--- Do this ---
Check each line of the records below and collect those that include the word "text".

--- Entries shown ---
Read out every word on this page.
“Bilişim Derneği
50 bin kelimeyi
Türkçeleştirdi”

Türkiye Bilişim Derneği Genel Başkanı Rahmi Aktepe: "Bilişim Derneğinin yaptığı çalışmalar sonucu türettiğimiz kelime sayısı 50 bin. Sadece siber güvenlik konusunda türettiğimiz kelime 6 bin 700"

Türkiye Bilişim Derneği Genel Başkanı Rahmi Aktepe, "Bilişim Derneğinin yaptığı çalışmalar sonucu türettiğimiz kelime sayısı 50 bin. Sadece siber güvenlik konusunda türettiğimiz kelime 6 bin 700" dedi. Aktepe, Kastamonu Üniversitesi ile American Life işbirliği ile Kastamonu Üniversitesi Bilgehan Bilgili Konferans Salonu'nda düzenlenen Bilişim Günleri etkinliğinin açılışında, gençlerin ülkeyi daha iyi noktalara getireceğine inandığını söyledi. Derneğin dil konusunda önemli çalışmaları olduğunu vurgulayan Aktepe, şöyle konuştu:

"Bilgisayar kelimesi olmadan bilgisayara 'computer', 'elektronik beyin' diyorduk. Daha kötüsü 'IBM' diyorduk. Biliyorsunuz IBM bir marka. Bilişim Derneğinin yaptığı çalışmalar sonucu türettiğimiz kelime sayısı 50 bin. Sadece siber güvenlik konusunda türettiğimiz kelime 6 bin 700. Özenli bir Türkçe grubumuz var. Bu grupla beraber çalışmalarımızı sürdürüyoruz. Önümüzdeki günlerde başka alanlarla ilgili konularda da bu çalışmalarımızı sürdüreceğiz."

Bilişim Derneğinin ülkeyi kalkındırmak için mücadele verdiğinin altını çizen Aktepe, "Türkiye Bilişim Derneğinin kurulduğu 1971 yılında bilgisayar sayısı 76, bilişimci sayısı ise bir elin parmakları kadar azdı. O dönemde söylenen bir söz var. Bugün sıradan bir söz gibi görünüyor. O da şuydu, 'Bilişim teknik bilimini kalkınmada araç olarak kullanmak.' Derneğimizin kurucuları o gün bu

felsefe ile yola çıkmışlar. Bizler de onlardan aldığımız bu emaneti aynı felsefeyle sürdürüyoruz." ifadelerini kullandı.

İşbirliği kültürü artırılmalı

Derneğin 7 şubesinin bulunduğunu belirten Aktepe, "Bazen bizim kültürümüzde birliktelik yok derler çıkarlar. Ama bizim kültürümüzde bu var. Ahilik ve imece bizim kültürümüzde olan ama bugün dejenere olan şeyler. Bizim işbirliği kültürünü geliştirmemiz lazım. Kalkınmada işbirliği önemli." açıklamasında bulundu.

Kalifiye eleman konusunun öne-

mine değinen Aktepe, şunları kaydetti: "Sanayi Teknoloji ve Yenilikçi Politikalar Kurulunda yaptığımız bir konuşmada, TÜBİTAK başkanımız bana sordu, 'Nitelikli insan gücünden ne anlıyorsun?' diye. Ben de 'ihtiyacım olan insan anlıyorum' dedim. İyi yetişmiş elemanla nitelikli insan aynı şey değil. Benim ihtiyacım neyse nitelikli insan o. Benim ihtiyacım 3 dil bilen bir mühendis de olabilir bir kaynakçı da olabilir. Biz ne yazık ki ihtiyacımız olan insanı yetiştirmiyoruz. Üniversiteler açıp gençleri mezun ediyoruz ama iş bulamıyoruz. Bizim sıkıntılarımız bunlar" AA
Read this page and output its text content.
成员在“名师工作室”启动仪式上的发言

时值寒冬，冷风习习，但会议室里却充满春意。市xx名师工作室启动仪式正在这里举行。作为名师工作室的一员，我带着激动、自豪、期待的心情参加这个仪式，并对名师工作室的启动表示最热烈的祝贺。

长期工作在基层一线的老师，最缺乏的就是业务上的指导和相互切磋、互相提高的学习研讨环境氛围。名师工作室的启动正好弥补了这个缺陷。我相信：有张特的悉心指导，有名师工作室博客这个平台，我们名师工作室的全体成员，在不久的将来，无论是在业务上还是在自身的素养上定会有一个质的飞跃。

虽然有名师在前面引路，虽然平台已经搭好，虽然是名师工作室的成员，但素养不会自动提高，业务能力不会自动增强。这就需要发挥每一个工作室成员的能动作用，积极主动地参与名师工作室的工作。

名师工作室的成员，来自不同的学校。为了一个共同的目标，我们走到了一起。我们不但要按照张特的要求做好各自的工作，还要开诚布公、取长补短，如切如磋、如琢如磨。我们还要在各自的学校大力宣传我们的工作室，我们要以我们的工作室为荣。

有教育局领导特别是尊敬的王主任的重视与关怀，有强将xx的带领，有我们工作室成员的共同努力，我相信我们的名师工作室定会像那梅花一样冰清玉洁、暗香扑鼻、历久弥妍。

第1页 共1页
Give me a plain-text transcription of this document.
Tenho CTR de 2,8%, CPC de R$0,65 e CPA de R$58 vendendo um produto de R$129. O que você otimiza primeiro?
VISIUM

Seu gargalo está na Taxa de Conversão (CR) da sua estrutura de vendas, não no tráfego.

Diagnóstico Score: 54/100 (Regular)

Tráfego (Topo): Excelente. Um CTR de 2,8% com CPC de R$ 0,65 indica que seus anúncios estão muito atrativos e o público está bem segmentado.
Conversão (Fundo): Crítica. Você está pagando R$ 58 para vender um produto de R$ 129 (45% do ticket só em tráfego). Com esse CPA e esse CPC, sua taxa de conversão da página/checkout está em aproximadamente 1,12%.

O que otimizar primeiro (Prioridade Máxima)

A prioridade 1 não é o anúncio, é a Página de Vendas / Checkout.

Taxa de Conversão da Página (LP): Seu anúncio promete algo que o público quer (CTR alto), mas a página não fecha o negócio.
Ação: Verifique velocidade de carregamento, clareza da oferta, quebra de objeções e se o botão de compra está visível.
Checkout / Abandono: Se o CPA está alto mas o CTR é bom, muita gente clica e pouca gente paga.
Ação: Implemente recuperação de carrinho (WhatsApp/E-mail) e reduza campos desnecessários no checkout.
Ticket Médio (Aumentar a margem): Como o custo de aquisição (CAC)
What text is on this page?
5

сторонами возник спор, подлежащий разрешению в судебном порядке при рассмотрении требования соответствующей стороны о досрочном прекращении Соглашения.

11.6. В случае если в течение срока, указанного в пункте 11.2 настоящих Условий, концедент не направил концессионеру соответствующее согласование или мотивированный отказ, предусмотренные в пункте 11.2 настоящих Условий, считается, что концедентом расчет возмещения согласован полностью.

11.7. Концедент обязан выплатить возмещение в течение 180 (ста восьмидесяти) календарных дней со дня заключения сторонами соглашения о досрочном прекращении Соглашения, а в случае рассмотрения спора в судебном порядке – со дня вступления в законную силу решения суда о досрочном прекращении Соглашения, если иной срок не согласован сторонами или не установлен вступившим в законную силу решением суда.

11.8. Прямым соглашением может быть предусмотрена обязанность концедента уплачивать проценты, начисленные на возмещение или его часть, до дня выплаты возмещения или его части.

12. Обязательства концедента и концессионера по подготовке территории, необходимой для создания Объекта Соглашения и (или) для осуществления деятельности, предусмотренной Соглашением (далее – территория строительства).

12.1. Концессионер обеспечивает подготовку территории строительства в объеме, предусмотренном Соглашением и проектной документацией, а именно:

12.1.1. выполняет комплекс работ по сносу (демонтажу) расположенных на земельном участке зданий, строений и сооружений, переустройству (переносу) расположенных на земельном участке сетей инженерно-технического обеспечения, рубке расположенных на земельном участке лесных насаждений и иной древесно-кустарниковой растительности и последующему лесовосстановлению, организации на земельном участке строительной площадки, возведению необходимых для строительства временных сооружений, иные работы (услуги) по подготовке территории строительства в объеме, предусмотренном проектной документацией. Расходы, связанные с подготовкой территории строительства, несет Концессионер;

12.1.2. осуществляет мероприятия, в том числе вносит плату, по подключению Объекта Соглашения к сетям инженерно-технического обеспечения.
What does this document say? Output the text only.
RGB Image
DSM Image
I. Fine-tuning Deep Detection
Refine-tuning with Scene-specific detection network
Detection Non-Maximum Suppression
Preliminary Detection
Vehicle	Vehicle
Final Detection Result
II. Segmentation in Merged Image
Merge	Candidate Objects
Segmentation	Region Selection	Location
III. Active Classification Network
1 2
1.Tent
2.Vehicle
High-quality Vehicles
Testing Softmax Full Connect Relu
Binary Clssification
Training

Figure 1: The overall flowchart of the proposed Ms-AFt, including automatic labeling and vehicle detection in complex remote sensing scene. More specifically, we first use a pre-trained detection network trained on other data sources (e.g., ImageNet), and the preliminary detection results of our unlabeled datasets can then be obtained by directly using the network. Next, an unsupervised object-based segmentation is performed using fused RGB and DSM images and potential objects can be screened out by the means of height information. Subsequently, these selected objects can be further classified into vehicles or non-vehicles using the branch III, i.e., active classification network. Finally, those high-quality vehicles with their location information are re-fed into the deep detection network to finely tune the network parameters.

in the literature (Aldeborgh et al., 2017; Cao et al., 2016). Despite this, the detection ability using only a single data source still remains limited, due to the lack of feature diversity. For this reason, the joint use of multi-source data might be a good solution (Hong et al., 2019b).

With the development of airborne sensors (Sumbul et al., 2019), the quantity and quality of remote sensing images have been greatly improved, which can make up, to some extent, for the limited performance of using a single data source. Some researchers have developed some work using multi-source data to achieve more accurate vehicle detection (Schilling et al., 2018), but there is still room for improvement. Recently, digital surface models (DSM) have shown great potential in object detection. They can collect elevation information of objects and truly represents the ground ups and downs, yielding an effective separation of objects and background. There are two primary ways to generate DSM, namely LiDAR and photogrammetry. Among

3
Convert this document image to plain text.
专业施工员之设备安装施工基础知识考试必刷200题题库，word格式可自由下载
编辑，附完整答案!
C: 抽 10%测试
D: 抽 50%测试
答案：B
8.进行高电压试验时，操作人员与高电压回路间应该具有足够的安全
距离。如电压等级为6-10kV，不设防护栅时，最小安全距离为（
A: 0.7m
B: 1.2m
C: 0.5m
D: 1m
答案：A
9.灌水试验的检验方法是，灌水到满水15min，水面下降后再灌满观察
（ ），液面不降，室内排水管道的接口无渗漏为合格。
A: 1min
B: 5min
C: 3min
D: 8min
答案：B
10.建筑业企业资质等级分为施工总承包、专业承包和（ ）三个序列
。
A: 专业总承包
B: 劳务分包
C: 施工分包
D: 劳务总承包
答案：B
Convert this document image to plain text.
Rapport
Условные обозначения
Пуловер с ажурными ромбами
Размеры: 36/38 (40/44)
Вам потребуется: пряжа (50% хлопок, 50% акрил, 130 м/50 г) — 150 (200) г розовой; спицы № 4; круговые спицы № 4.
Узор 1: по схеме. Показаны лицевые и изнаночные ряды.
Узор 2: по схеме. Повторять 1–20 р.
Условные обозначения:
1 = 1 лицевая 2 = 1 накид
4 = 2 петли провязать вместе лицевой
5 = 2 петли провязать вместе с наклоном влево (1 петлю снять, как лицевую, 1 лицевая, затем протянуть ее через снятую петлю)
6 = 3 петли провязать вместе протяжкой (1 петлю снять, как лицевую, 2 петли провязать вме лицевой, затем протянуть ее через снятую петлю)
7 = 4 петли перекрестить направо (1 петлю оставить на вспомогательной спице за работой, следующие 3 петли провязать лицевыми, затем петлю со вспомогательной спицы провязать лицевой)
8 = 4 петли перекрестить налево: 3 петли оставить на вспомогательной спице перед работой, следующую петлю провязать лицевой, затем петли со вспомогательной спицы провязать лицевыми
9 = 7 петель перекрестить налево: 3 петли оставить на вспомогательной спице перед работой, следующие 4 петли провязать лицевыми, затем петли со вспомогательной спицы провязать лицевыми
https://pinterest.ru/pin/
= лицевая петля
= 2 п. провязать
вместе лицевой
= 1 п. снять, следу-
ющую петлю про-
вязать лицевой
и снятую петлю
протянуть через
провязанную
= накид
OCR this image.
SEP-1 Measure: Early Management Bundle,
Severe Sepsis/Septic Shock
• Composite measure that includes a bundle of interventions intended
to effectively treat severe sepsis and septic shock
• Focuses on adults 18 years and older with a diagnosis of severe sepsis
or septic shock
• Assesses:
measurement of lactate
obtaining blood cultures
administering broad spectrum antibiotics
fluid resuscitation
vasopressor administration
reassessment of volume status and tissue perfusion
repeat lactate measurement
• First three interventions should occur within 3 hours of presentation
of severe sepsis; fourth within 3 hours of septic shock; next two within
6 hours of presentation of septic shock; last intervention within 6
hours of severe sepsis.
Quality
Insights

--- Output of the exercise ---
Read this page and output its text content.
Give me a plain-text transcription of this document.
What text is on this page?
What does this document say? Output the text only.
Convert this document image to plain text.
Convert this document image to plain text.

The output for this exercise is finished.